In the material below, the lines containing the word "постановлению" are required; copy each of them.

>> start

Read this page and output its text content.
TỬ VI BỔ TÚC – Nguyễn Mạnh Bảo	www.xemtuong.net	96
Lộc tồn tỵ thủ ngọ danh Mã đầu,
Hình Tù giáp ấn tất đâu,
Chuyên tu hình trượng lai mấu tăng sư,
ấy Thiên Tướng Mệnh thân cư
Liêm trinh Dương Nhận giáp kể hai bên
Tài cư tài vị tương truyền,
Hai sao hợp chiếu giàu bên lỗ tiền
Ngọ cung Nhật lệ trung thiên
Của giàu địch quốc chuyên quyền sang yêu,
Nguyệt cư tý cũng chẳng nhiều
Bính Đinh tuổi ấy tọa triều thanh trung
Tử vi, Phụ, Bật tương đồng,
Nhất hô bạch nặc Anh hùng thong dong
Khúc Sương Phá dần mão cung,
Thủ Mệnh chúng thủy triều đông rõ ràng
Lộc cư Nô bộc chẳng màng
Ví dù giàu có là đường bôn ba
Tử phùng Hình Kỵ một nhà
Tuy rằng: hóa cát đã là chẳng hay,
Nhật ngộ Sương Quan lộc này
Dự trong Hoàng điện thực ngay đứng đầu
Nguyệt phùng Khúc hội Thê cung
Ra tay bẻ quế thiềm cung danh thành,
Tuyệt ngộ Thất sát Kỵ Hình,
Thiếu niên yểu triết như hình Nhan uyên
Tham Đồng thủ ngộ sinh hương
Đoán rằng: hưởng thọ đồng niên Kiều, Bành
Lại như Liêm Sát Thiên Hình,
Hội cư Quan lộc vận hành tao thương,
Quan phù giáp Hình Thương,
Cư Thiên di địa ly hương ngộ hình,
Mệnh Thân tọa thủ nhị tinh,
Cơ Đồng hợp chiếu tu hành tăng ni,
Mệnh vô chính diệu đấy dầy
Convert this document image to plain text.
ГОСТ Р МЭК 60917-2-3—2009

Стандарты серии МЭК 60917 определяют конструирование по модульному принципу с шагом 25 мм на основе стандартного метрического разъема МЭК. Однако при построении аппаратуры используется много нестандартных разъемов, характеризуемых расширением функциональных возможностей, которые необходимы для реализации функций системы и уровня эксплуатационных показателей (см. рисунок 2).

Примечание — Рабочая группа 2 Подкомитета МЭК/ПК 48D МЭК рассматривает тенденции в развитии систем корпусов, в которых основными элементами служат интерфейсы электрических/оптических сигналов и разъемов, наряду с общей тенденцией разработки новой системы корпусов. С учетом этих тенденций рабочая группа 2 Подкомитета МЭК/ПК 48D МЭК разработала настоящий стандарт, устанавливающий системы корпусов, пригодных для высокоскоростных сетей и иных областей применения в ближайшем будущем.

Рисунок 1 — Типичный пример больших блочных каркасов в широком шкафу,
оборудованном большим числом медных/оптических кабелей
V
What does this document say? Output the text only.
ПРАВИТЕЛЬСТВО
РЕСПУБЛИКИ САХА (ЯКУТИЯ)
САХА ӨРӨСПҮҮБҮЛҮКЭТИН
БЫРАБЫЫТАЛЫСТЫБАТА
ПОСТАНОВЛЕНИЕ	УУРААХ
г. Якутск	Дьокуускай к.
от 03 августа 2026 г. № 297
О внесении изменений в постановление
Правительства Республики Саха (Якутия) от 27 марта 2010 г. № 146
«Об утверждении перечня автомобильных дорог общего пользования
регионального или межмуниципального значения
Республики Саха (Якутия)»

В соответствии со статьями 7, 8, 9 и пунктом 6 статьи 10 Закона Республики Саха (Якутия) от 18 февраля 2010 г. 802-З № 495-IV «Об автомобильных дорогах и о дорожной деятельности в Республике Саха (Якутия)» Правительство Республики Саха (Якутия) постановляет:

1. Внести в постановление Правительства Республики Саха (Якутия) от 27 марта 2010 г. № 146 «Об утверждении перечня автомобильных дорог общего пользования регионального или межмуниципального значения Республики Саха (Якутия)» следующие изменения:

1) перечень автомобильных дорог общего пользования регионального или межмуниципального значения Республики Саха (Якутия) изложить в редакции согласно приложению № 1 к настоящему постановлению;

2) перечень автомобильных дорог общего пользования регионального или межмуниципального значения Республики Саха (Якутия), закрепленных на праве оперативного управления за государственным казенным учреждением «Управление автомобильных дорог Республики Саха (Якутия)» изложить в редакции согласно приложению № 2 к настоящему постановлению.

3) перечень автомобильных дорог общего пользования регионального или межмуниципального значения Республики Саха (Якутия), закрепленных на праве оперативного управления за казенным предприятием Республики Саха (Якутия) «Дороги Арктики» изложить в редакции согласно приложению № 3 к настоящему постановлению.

>> end

◆ RESPONSE TO THE TASK
1) перечень автомобильных дорог общего пользования регионального или межмуниципального значения Республики Саха (Якутия) изложить в редакции согласно приложению № 1 к настоящему постановлению;
2) перечень автомобильных дорог общего пользования регионального или межмуниципального значения Республики Саха (Якутия), закрепленных на праве оперативного управления за государственным казенным учреждением «Управление автомобильных дорог Республики Саха (Якутия)» изложить в редакции согласно приложению № 2 к настоящему постановлению.
3) перечень автомобильных дорог общего пользования регионального или межмуниципального значения Республики Саха (Якутия), закрепленных на праве оперативного управления за казенным предприятием Республики Саха (Якутия) «Дороги Арктики» изложить в редакции согласно приложению № 3 к настоящему постановлению.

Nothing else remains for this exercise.